• **Task requirements**: In the passage about Skylanders below, translate this sentence into Spanish: "Switch toys, and your character switches, but retains all of the XP and loot it earns on the go."

Skylanders: Spyro's Adventure is one of those things that's tough to explain in preview text, but easy to understand once you've seen it in action. It starts with a series of real-life plastic toy characters, 32 in all, molded in the style of Spyro the Dragon and his friends, old and new. These real-life toys can be placed on a drum-like device called a "portal," that then connects up to your gaming console (the Wii to start, though Activision promises more later on). Once you're all set up, the action is surprisingly easy: Place the toy on the portal, and instantly that character appears in your game, playable and ready to go. Switch toys, and your character switches, but retains all of the XP and loot it earns on the go.

"It's the easiest pitch in the world," says Paul Reiche, studio president of Toys for Bob, the developer behind Activision's new take on Spyro. "It's so emotional and primal. It's what you expect. You have a toy, it's in your imagination, it's alive, and the fact that it isn't is strange. So when you see it instantly come to life, it's a natural, pleasant experience."

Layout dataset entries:
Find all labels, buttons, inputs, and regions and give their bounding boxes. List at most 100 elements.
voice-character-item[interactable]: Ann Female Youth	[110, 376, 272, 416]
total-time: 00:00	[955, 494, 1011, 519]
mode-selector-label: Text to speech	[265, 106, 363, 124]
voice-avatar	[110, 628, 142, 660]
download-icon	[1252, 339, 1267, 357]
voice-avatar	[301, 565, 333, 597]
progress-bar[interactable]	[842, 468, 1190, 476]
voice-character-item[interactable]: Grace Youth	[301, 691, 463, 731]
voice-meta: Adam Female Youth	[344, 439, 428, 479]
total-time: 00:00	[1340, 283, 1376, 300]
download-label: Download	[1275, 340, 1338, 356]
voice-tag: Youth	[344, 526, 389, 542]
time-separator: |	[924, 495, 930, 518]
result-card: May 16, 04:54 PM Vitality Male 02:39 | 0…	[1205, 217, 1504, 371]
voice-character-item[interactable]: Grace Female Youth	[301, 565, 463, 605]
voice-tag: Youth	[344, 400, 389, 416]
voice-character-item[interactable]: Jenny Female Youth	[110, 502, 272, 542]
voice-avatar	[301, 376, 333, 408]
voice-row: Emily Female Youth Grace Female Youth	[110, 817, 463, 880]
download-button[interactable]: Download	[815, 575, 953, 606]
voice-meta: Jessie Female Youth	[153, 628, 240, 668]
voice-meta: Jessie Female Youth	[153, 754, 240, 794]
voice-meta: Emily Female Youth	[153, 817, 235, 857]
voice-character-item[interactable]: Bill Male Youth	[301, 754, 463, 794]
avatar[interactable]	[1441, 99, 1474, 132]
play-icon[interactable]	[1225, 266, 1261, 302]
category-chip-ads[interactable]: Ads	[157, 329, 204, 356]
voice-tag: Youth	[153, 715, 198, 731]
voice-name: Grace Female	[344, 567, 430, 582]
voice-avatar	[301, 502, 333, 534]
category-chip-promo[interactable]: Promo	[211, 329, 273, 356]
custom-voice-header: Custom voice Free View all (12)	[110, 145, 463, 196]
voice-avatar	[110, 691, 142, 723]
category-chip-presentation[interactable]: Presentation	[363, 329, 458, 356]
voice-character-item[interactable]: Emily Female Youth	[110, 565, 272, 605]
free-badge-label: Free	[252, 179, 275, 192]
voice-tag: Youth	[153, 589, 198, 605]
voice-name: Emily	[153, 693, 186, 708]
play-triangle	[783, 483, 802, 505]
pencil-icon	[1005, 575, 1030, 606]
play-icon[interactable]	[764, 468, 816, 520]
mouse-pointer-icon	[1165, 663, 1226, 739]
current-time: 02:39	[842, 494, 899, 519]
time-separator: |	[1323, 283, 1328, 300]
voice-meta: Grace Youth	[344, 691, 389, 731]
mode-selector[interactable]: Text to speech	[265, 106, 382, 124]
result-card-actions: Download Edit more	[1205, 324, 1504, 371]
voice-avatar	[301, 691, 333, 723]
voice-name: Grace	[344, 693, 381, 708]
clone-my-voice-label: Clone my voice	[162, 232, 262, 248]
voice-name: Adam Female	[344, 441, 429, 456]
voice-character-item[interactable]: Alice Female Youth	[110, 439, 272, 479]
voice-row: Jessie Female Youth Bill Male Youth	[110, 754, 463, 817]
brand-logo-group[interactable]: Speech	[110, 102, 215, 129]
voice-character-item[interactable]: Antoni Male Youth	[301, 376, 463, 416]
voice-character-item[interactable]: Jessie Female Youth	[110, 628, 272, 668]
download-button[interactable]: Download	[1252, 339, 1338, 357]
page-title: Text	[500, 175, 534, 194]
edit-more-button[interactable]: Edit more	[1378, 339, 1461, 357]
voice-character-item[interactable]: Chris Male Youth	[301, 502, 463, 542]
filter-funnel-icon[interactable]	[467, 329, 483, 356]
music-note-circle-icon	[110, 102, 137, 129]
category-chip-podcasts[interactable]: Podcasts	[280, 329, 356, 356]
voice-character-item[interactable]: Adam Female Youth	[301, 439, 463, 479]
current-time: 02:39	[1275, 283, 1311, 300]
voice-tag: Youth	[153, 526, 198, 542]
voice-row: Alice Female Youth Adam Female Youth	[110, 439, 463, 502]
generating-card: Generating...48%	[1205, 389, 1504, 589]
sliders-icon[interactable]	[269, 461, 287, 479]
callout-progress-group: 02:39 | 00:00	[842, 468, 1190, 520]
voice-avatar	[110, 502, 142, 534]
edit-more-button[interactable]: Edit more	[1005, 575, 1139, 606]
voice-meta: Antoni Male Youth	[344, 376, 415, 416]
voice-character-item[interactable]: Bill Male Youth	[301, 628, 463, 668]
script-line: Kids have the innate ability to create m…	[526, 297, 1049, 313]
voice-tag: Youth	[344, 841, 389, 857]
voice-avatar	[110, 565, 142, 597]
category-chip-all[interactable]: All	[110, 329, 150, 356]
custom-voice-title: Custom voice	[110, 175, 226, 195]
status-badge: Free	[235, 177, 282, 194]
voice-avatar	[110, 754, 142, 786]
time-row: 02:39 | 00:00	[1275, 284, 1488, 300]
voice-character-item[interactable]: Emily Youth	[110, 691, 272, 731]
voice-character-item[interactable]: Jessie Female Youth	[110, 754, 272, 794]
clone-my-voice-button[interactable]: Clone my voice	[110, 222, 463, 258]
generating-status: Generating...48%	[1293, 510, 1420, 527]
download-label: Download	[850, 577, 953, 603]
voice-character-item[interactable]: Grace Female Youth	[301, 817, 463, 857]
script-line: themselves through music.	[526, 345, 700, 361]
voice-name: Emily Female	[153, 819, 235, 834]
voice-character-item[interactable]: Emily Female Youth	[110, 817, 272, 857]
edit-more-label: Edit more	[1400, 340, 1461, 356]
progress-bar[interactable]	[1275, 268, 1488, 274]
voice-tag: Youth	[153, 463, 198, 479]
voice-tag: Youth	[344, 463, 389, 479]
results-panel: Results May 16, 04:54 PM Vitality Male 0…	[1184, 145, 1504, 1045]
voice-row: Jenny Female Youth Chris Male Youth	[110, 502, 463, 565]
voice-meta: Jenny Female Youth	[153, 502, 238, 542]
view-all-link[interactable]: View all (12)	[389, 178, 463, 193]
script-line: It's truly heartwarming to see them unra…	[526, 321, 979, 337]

• **Expected answer**: Cambia de juguete y tu personaje cambia, pero conserva toda la XP y el botín que va ganando sobre la marcha.